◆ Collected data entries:
----------

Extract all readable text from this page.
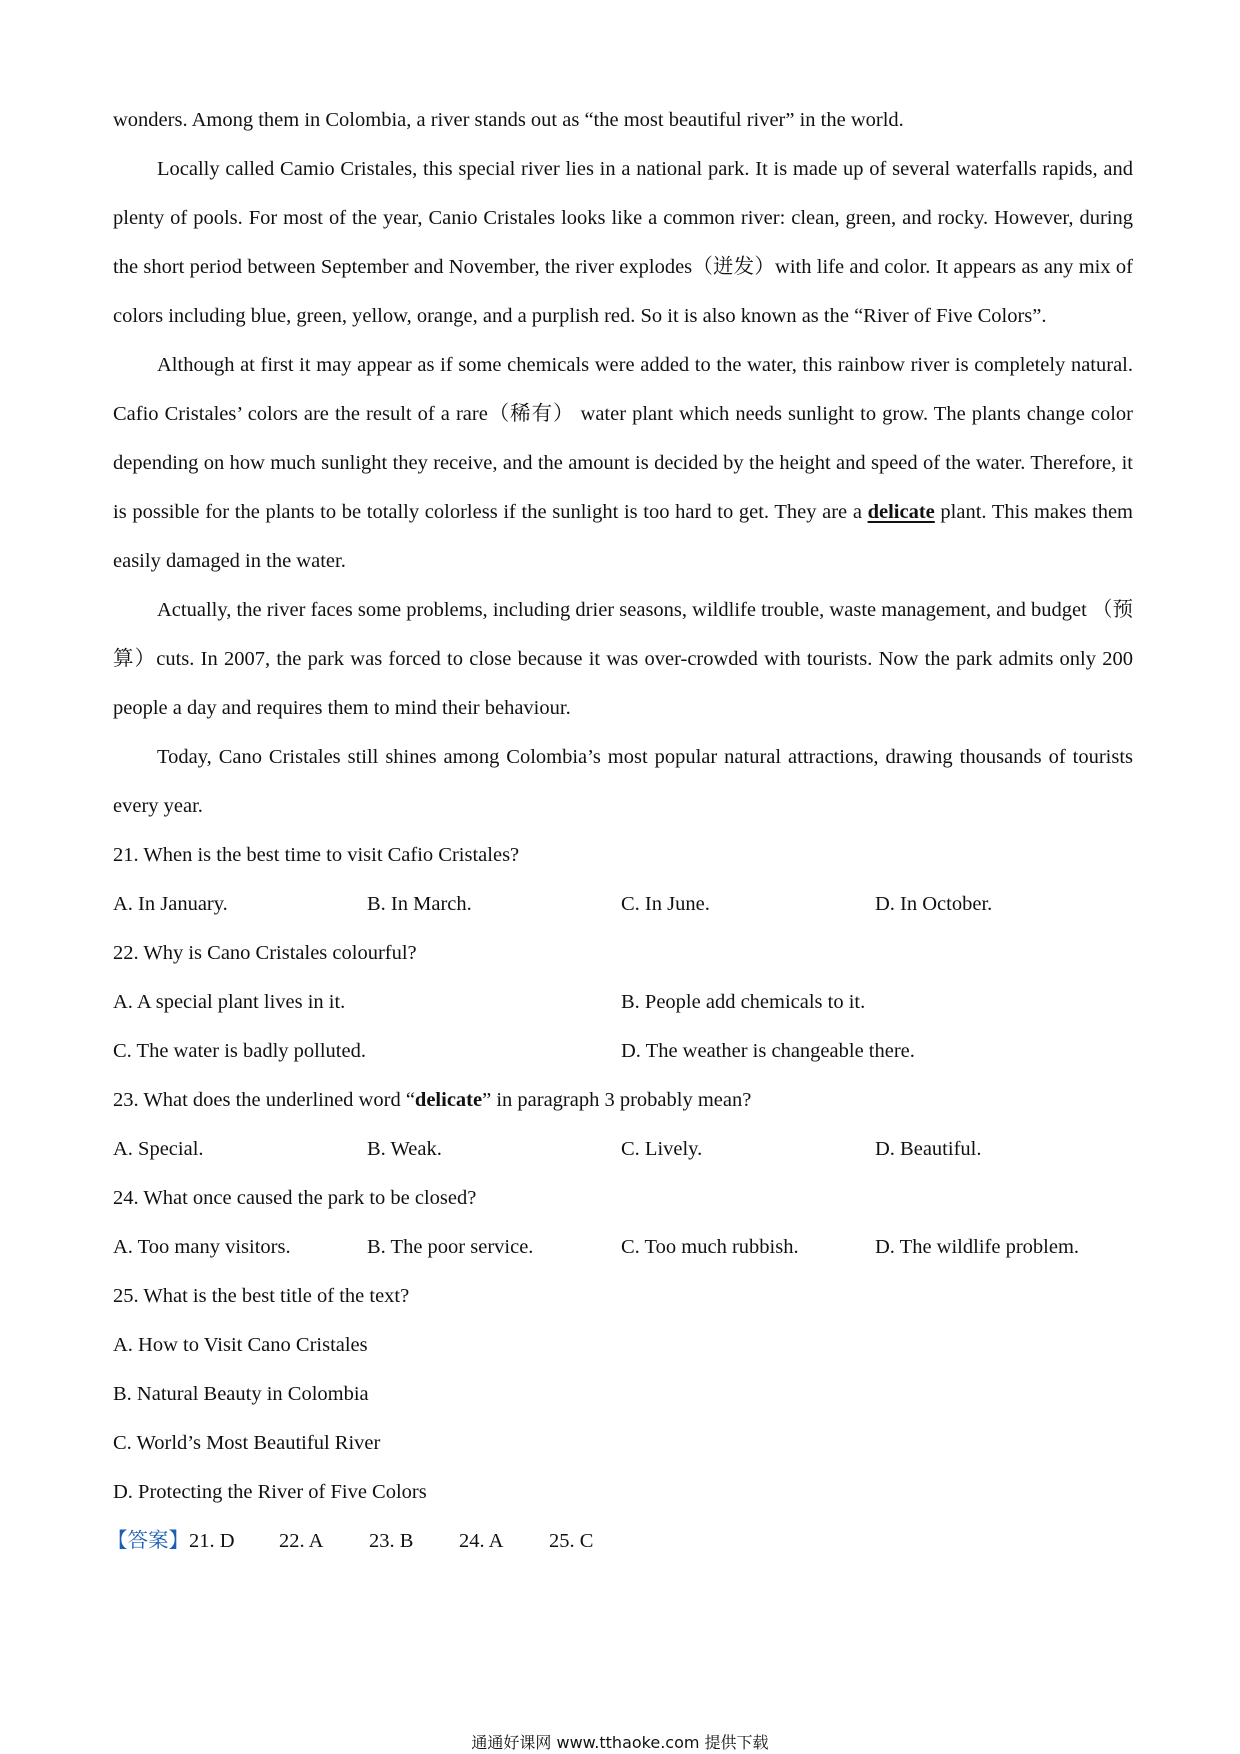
wonders. Among them in Colombia, a river stands out as “the most beautiful river” in the world.
Locally called Camio Cristales, this special river lies in a national park. It is made up of several waterfalls rapids, and plenty of pools. For most of the year, Canio Cristales looks like a common river: clean, green, and rocky. However, during the short period between September and November, the river explodes（迸发）with life and color. It appears as any mix of colors including blue, green, yellow, orange, and a purplish red. So it is also known as the “River of Five Colors”.
Although at first it may appear as if some chemicals were added to the water, this rainbow river is completely natural. Cafio Cristales’ colors are the result of a rare（稀有） water plant which needs sunlight to grow. The plants change color depending on how much sunlight they receive, and the amount is decided by the height and speed of the water. Therefore, it is possible for the plants to be totally colorless if the sunlight is too hard to get. They are a delicate plant. This makes them easily damaged in the water.
Actually, the river faces some problems, including drier seasons, wildlife trouble, waste management, and budget （预算）cuts. In 2007, the park was forced to close because it was over-crowded with tourists. Now the park admits only 200 people a day and requires them to mind their behaviour.
Today, Cano Cristales still shines among Colombia’s most popular natural attractions, drawing thousands of tourists every year.
21. When is the best time to visit Cafio Cristales?
A. In January.	B. In March.	C. In June.	D. In October.
22. Why is Cano Cristales colourful?
A. A special plant lives in it.	B. People add chemicals to it.
C. The water is badly polluted.	D. The weather is changeable there.
23. What does the underlined word “delicate” in paragraph 3 probably mean?
A. Special.	B. Weak.	C. Lively.	D. Beautiful.
24. What once caused the park to be closed?
A. Too many visitors.	B. The poor service.	C. Too much rubbish.	D. The wildlife problem.
25. What is the best title of the text?
A. How to Visit Cano Cristales
B. Natural Beauty in Colombia
C. World’s Most Beautiful River
D. Protecting the River of Five Colors
【答案】 21. D	22. A	23. B	24. A	25. C
通通好课网 www.tthaoke.com 提供下载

----------

◆ Problem details: Copy each line above precisely, dropping the pictures.

◆ The response:
Extract all readable text from this page.
wonders. Among them in Colombia, a river stands out as “the most beautiful river” in the world.
Locally called Camio Cristales, this special river lies in a national park. It is made up of several waterfalls rapids, and plenty of pools. For most of the year, Canio Cristales looks like a common river: clean, green, and rocky. However, during the short period between September and November, the river explodes（迸发）with life and color. It appears as any mix of colors including blue, green, yellow, orange, and a purplish red. So it is also known as the “River of Five Colors”.
Although at first it may appear as if some chemicals were added to the water, this rainbow river is completely natural. Cafio Cristales’ colors are the result of a rare（稀有） water plant which needs sunlight to grow. The plants change color depending on how much sunlight they receive, and the amount is decided by the height and speed of the water. Therefore, it is possible for the plants to be totally colorless if the sunlight is too hard to get. They are a delicate plant. This makes them easily damaged in the water.
Actually, the river faces some problems, including drier seasons, wildlife trouble, waste management, and budget （预算）cuts. In 2007, the park was forced to close because it was over-crowded with tourists. Now the park admits only 200 people a day and requires them to mind their behaviour.
Today, Cano Cristales still shines among Colombia’s most popular natural attractions, drawing thousands of tourists every year.
21. When is the best time to visit Cafio Cristales?
A. In January.	B. In March.	C. In June.	D. In October.
22. Why is Cano Cristales colourful?
A. A special plant lives in it.	B. People add chemicals to it.
C. The water is badly polluted.	D. The weather is changeable there.
23. What does the underlined word “delicate” in paragraph 3 probably mean?
A. Special.	B. Weak.	C. Lively.	D. Beautiful.
24. What once caused the park to be closed?
A. Too many visitors.	B. The poor service.	C. Too much rubbish.	D. The wildlife problem.
25. What is the best title of the text?
A. How to Visit Cano Cristales
B. Natural Beauty in Colombia
C. World’s Most Beautiful River
D. Protecting the River of Five Colors
【答案】 21. D	22. A	23. B	24. A	25. C
通通好课网 www.tthaoke.com 提供下载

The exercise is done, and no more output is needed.